**Exercise description**
Copy all of the material below exactly.

**Data supplied**
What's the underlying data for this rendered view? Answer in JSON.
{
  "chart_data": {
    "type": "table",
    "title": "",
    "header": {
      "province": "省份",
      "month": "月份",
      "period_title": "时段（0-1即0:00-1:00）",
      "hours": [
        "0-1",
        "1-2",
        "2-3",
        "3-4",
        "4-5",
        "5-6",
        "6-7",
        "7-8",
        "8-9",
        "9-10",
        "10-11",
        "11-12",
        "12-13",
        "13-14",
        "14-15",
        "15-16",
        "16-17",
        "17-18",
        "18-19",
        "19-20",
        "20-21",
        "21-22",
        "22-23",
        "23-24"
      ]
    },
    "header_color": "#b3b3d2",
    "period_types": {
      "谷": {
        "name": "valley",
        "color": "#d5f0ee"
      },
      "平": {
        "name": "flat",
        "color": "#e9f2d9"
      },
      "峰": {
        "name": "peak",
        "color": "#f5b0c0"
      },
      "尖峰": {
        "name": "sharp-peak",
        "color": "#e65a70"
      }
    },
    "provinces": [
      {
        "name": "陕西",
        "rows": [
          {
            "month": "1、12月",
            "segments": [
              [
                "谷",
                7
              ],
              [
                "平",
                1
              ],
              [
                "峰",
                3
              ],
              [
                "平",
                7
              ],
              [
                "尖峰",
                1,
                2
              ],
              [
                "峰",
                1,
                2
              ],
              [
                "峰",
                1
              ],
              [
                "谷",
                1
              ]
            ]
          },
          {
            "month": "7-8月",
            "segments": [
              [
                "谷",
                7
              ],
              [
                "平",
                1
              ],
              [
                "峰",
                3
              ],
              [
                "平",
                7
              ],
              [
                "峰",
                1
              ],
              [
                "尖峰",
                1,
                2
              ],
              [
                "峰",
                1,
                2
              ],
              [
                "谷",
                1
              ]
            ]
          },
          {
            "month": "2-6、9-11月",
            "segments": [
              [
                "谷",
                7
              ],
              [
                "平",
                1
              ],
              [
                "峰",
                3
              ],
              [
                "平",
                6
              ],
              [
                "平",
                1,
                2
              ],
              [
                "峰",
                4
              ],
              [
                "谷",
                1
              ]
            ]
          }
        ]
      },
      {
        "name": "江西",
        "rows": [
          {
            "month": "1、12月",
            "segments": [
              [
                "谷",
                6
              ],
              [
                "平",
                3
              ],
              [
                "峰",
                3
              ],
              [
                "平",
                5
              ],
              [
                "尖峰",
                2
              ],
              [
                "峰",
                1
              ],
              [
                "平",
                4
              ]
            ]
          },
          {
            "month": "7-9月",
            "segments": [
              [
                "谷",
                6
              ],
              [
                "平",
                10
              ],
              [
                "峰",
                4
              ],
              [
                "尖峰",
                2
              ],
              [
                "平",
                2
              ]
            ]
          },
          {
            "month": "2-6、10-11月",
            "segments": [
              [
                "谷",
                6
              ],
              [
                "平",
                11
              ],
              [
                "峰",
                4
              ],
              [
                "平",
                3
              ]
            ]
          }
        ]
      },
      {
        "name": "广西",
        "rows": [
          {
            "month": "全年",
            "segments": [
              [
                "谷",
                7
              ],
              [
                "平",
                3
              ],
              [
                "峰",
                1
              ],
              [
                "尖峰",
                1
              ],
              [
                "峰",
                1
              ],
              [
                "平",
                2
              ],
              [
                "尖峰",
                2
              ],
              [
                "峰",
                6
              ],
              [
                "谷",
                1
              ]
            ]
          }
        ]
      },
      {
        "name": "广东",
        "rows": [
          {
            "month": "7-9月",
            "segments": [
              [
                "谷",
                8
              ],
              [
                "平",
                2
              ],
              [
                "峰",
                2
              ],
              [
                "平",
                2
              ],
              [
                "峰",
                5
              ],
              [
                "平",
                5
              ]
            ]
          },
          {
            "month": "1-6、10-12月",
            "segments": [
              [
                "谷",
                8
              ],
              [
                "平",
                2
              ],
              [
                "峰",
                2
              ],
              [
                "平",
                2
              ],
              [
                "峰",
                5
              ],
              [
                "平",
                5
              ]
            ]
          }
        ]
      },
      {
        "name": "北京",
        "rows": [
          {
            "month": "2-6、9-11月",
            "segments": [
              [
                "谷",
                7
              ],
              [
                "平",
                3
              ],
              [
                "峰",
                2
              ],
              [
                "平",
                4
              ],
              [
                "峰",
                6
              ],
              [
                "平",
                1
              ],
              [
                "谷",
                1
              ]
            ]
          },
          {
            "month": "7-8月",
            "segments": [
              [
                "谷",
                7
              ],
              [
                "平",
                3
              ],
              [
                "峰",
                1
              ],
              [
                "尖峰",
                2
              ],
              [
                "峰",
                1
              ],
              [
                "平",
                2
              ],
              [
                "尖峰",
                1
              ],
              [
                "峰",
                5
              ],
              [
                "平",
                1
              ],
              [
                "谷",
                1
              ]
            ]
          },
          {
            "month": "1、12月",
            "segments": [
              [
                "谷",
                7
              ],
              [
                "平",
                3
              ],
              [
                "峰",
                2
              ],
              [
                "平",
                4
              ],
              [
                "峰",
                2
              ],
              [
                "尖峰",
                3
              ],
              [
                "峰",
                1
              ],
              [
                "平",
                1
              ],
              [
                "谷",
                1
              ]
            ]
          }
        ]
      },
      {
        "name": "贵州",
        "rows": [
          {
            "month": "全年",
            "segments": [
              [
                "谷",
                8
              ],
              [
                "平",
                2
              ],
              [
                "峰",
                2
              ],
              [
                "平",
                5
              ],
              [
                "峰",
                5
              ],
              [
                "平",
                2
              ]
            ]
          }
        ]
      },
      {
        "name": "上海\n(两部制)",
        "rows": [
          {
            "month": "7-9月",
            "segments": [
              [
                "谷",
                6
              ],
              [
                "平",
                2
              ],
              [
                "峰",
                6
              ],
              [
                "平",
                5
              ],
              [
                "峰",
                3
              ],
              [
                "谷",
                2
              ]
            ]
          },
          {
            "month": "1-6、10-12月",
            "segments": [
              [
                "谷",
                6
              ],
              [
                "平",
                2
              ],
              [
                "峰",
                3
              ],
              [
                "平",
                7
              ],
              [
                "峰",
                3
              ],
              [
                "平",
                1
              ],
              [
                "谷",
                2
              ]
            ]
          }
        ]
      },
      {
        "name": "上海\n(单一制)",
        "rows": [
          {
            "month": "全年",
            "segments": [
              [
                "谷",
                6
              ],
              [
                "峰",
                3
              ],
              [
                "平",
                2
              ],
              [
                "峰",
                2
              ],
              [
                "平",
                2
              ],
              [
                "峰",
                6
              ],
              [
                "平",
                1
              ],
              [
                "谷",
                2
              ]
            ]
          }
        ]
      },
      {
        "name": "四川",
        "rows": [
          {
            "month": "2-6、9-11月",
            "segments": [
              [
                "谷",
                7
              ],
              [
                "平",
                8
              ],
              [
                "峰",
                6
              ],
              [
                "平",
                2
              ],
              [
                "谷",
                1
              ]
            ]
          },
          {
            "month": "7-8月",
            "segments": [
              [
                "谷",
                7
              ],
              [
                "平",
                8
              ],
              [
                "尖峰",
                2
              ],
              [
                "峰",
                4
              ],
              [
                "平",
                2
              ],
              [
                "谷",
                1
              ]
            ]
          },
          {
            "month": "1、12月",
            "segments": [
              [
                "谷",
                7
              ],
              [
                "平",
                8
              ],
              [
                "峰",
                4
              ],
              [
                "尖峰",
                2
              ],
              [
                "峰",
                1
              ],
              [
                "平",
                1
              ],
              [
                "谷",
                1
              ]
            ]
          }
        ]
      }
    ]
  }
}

**Response to the exercise**
What's the underlying data for this rendered view? Answer in JSON.
{
  "chart_data": {
    "type": "table",
    "title": "",
    "header": {
      "province": "省份",
      "month": "月份",
      "period_title": "时段（0-1即0:00-1:00）",
      "hours": [
        "0-1",
        "1-2",
        "2-3",
        "3-4",
        "4-5",
        "5-6",
        "6-7",
        "7-8",
        "8-9",
        "9-10",
        "10-11",
        "11-12",
        "12-13",
        "13-14",
        "14-15",
        "15-16",
        "16-17",
        "17-18",
        "18-19",
        "19-20",
        "20-21",
        "21-22",
        "22-23",
        "23-24"
      ]
    },
    "header_color": "#b3b3d2",
    "period_types": {
      "谷": {
        "name": "valley",
        "color": "#d5f0ee"
      },
      "平": {
        "name": "flat",
        "color": "#e9f2d9"
      },
      "峰": {
        "name": "peak",
        "color": "#f5b0c0"
      },
      "尖峰": {
        "name": "sharp-peak",
        "color": "#e65a70"
      }
    },
    "provinces": [
      {
        "name": "陕西",
        "rows": [
          {
            "month": "1、12月",
            "segments": [
              [
                "谷",
                7
              ],
              [
                "平",
                1
              ],
              [
                "峰",
                3
              ],
              [
                "平",
                7
              ],
              [
                "尖峰",
                1,
                2
              ],
              [
                "峰",
                1,
                2
              ],
              [
                "峰",
                1
              ],
              [
                "谷",
                1
              ]
            ]
          },
          {
            "month": "7-8月",
            "segments": [
              [
                "谷",
                7
              ],
              [
                "平",
                1
              ],
              [
                "峰",
                3
              ],
              [
                "平",
                7
              ],
              [
                "峰",
                1
              ],
              [
                "尖峰",
                1,
                2
              ],
              [
                "峰",
                1,
                2
              ],
              [
                "谷",
                1
              ]
            ]
          },
          {
            "month": "2-6、9-11月",
            "segments": [
              [
                "谷",
                7
              ],
              [
                "平",
                1
              ],
              [
                "峰",
                3
              ],
              [
                "平",
                6
              ],
              [
                "平",
                1,
                2
              ],
              [
                "峰",
                4
              ],
              [
                "谷",
                1
              ]
            ]
          }
        ]
      },
      {
        "name": "江西",
        "rows": [
          {
            "month": "1、12月",
            "segments": [
              [
                "谷",
                6
              ],
              [
                "平",
                3
              ],
              [
                "峰",
                3
              ],
              [
                "平",
                5
              ],
              [
                "尖峰",
                2
              ],
              [
                "峰",
                1
              ],
              [
                "平",
                4
              ]
            ]
          },
          {
            "month": "7-9月",
            "segments": [
              [
                "谷",
                6
              ],
              [
                "平",
                10
              ],
              [
                "峰",
                4
              ],
              [
                "尖峰",
                2
              ],
              [
                "平",
                2
              ]
            ]
          },
          {
            "month": "2-6、10-11月",
            "segments": [
              [
                "谷",
                6
              ],
              [
                "平",
                11
              ],
              [
                "峰",
                4
              ],
              [
                "平",
                3
              ]
            ]
          }
        ]
      },
      {
        "name": "广西",
        "rows": [
          {
            "month": "全年",
            "segments": [
              [
                "谷",
                7
              ],
              [
                "平",
                3
              ],
              [
                "峰",
                1
              ],
              [
                "尖峰",
                1
              ],
              [
                "峰",
                1
              ],
              [
                "平",
                2
              ],
              [
                "尖峰",
                2
              ],
              [
                "峰",
                6
              ],
              [
                "谷",
                1
              ]
            ]
          }
        ]
      },
      {
        "name": "广东",
        "rows": [
          {
            "month": "7-9月",
            "segments": [
              [
                "谷",
                8
              ],
              [
                "平",
                2
              ],
              [
                "峰",
                2
              ],
              [
                "平",
                2
              ],
              [
                "峰",
                5
              ],
              [
                "平",
                5
              ]
            ]
          },
          {
            "month": "1-6、10-12月",
            "segments": [
              [
                "谷",
                8
              ],
              [
                "平",
                2
              ],
              [
                "峰",
                2
              ],
              [
                "平",
                2
              ],
              [
                "峰",
                5
              ],
              [
                "平",
                5
              ]
            ]
          }
        ]
      },
      {
        "name": "北京",
        "rows": [
          {
            "month": "2-6、9-11月",
            "segments": [
              [
                "谷",
                7
              ],
              [
                "平",
                3
              ],
              [
                "峰",
                2
              ],
              [
                "平",
                4
              ],
              [
                "峰",
                6
              ],
              [
                "平",
                1
              ],
              [
                "谷",
                1
              ]
            ]
          },
          {
            "month": "7-8月",
            "segments": [
              [
                "谷",
                7
              ],
              [
                "平",
                3
              ],
              [
                "峰",
                1
              ],
              [
                "尖峰",
                2
              ],
              [
                "峰",
                1
              ],
              [
                "平",
                2
              ],
              [
                "尖峰",
                1
              ],
              [
                "峰",
                5
              ],
              [
                "平",
                1
              ],
              [
                "谷",
                1
              ]
            ]
          },
          {
            "month": "1、12月",
            "segments": [
              [
                "谷",
                7
              ],
              [
                "平",
                3
              ],
              [
                "峰",
                2
              ],
              [
                "平",
                4
              ],
              [
                "峰",
                2
              ],
              [
                "尖峰",
                3
              ],
              [
                "峰",
                1
              ],
              [
                "平",
                1
              ],
              [
                "谷",
                1
              ]
            ]
          }
        ]
      },
      {
        "name": "贵州",
        "rows": [
          {
            "month": "全年",
            "segments": [
              [
                "谷",
                8
              ],
              [
                "平",
                2
              ],
              [
                "峰",
                2
              ],
              [
                "平",
                5
              ],
              [
                "峰",
                5
              ],
              [
                "平",
                2
              ]
            ]
          }
        ]
      },
      {
        "name": "上海\n(两部制)",
        "rows": [
          {
            "month": "7-9月",
            "segments": [
              [
                "谷",
                6
              ],
              [
                "平",
                2
              ],
              [
                "峰",
                6
              ],
              [
                "平",
                5
              ],
              [
                "峰",
                3
              ],
              [
                "谷",
                2
              ]
            ]
          },
          {
            "month": "1-6、10-12月",
            "segments": [
              [
                "谷",
                6
              ],
              [
                "平",
                2
              ],
              [
                "峰",
                3
              ],
              [
                "平",
                7
              ],
              [
                "峰",
                3
              ],
              [
                "平",
                1
              ],
              [
                "谷",
                2
              ]
            ]
          }
        ]
      },
      {
        "name": "上海\n(单一制)",
        "rows": [
          {
            "month": "全年",
            "segments": [
              [
                "谷",
                6
              ],
              [
                "峰",
                3
              ],
              [
                "平",
                2
              ],
              [
                "峰",
                2
              ],
              [
                "平",
                2
              ],
              [
                "峰",
                6
              ],
              [
                "平",
                1
              ],
              [
                "谷",
                2
              ]
            ]
          }
        ]
      },
      {
        "name": "四川",
        "rows": [
          {
            "month": "2-6、9-11月",
            "segments": [
              [
                "谷",
                7
              ],
              [
                "平",
                8
              ],
              [
                "峰",
                6
              ],
              [
                "平",
                2
              ],
              [
                "谷",
                1
              ]
            ]
          },
          {
            "month": "7-8月",
            "segments": [
              [
                "谷",
                7
              ],
              [
                "平",
                8
              ],
              [
                "尖峰",
                2
              ],
              [
                "峰",
                4
              ],
              [
                "平",
                2
              ],
              [
                "谷",
                1
              ]
            ]
          },
          {
            "month": "1、12月",
            "segments": [
              [
                "谷",
                7
              ],
              [
                "平",
                8
              ],
              [
                "峰",
                4
              ],
              [
                "尖峰",
                2
              ],
              [
                "峰",
                1
              ],
              [
                "平",
                1
              ],
              [
                "谷",
                1
              ]
            ]
          }
        ]
      }
    ]
  }
}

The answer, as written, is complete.